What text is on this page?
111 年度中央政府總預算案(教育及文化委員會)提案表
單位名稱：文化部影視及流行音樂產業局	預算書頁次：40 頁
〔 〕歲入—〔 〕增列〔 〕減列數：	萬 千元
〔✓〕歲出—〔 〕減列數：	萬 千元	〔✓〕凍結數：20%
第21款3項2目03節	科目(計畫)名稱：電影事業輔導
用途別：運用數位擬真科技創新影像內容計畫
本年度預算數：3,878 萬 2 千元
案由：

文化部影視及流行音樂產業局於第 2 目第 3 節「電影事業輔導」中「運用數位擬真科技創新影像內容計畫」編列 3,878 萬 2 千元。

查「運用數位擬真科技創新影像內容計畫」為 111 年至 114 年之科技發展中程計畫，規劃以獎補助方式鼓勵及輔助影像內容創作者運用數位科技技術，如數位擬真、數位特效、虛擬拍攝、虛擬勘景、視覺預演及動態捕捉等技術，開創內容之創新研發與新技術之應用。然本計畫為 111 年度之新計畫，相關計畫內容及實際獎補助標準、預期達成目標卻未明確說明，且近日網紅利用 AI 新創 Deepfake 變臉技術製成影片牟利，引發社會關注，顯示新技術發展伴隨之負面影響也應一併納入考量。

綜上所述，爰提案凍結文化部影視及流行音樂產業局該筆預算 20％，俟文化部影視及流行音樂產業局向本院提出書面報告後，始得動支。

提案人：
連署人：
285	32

EXERCISE: From the listing above, extract all records word for word.

TASK ANSWER:
What text is on this page?
111 年度中央政府總預算案(教育及文化委員會)提案表
單位名稱：文化部影視及流行音樂產業局	預算書頁次：40 頁
〔 〕歲入—〔 〕增列〔 〕減列數：	萬 千元
〔✓〕歲出—〔 〕減列數：	萬 千元	〔✓〕凍結數：20%
第21款3項2目03節	科目(計畫)名稱：電影事業輔導
用途別：運用數位擬真科技創新影像內容計畫
本年度預算數：3,878 萬 2 千元
案由：

文化部影視及流行音樂產業局於第 2 目第 3 節「電影事業輔導」中「運用數位擬真科技創新影像內容計畫」編列 3,878 萬 2 千元。

查「運用數位擬真科技創新影像內容計畫」為 111 年至 114 年之科技發展中程計畫，規劃以獎補助方式鼓勵及輔助影像內容創作者運用數位科技技術，如數位擬真、數位特效、虛擬拍攝、虛擬勘景、視覺預演及動態捕捉等技術，開創內容之創新研發與新技術之應用。然本計畫為 111 年度之新計畫，相關計畫內容及實際獎補助標準、預期達成目標卻未明確說明，且近日網紅利用 AI 新創 Deepfake 變臉技術製成影片牟利，引發社會關注，顯示新技術發展伴隨之負面影響也應一併納入考量。

綜上所述，爰提案凍結文化部影視及流行音樂產業局該筆預算 20％，俟文化部影視及流行音樂產業局向本院提出書面報告後，始得動支。

提案人：
連署人：
285	32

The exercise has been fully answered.